Copy each line holding the string "vnnd".

__________

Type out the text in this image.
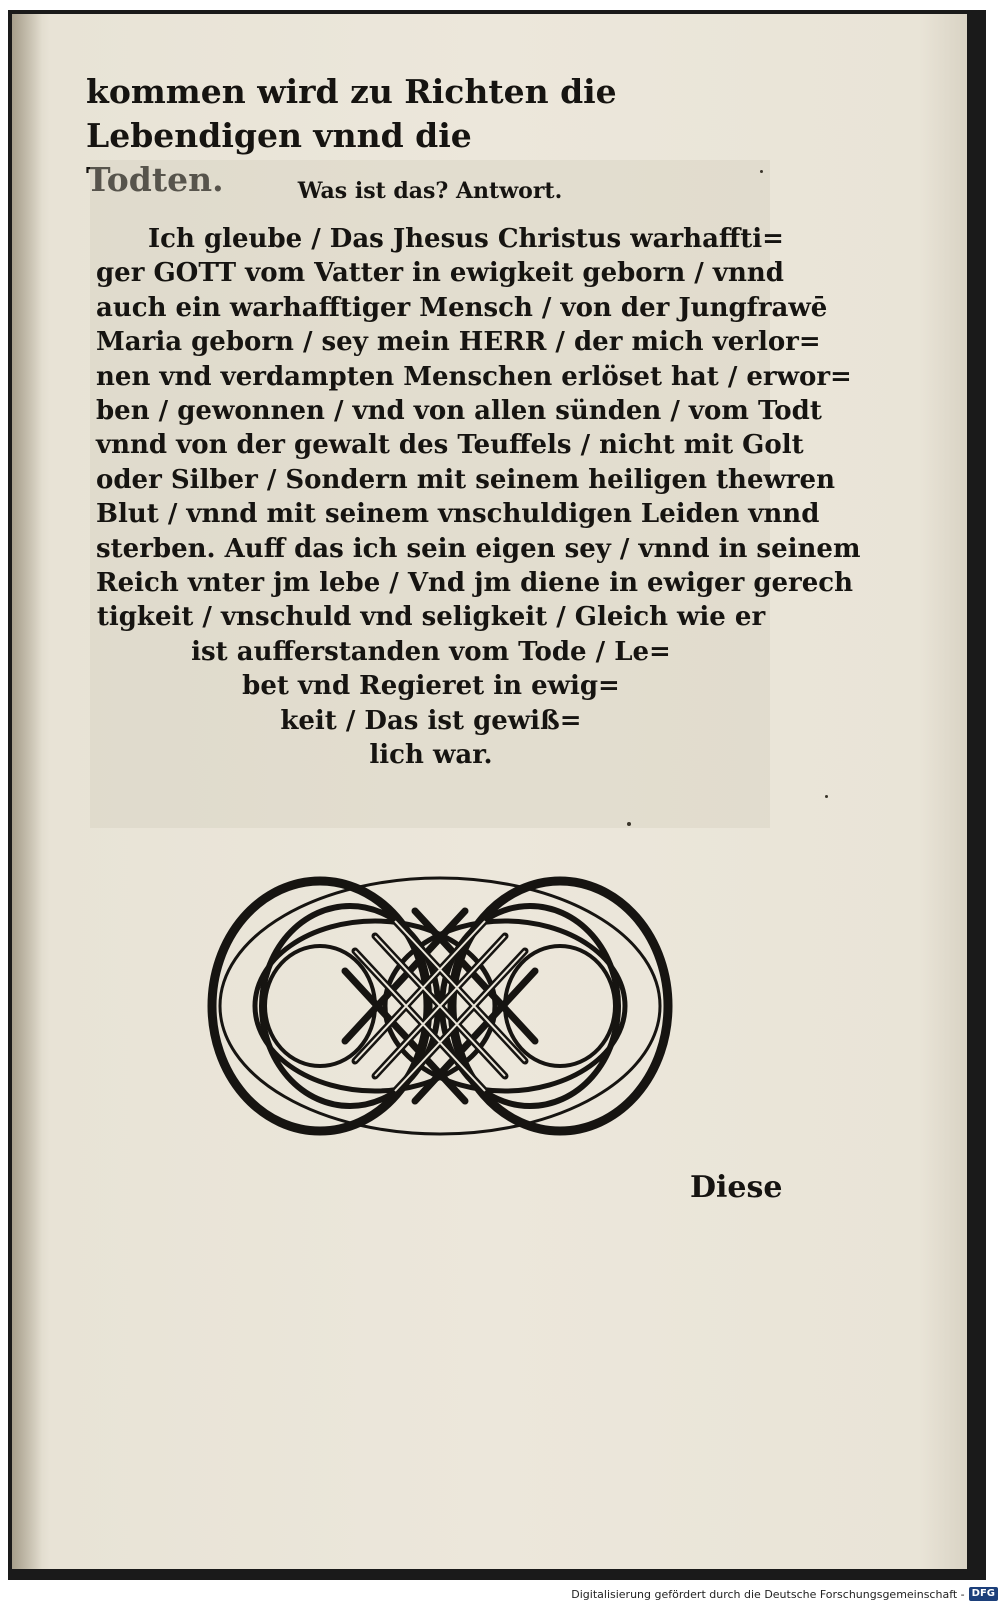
kommen wird zu Richten die Lebendigen vnnd die
Todten.	Was ist das? Antwort.
Ich gleube / Das Jhesus Christus warhaffti=
ger GOTT vom Vatter in ewigkeit geborn / vnnd
auch ein warhafftiger Mensch / von der Jungfrawē
Maria geborn / sey mein HERR / der mich verlor=
nen vnd verdampten Menschen erlöset hat / erwor=
ben / gewonnen / vnd von allen sünden / vom Todt
vnnd von der gewalt des Teuffels / nicht mit Golt
oder Silber / Sondern mit seinem heiligen thewren
Blut / vnnd mit seinem vnschuldigen Leiden vnnd
sterben. Auff das ich sein eigen sey / vnnd in seinem
Reich vnter jm lebe / Vnd jm diene in ewiger gerech
tigkeit / vnschuld vnd seligkeit / Gleich wie er
ist aufferstanden vom Tode / Le=
bet vnd Regieret in ewig=
keit / Das ist gewiß=
lich war.
Diese
Digitalisierung gefördert durch die Deutsche Forschungsgemeinschaft - DFG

__________

**EXERCISE RESULT:**
kommen wird zu Richten die Lebendigen vnnd die
ger GOTT vom Vatter in ewigkeit geborn / vnnd
vnnd von der gewalt des Teuffels / nicht mit Golt
Blut / vnnd mit seinem vnschuldigen Leiden vnnd
sterben. Auff das ich sein eigen sey / vnnd in seinem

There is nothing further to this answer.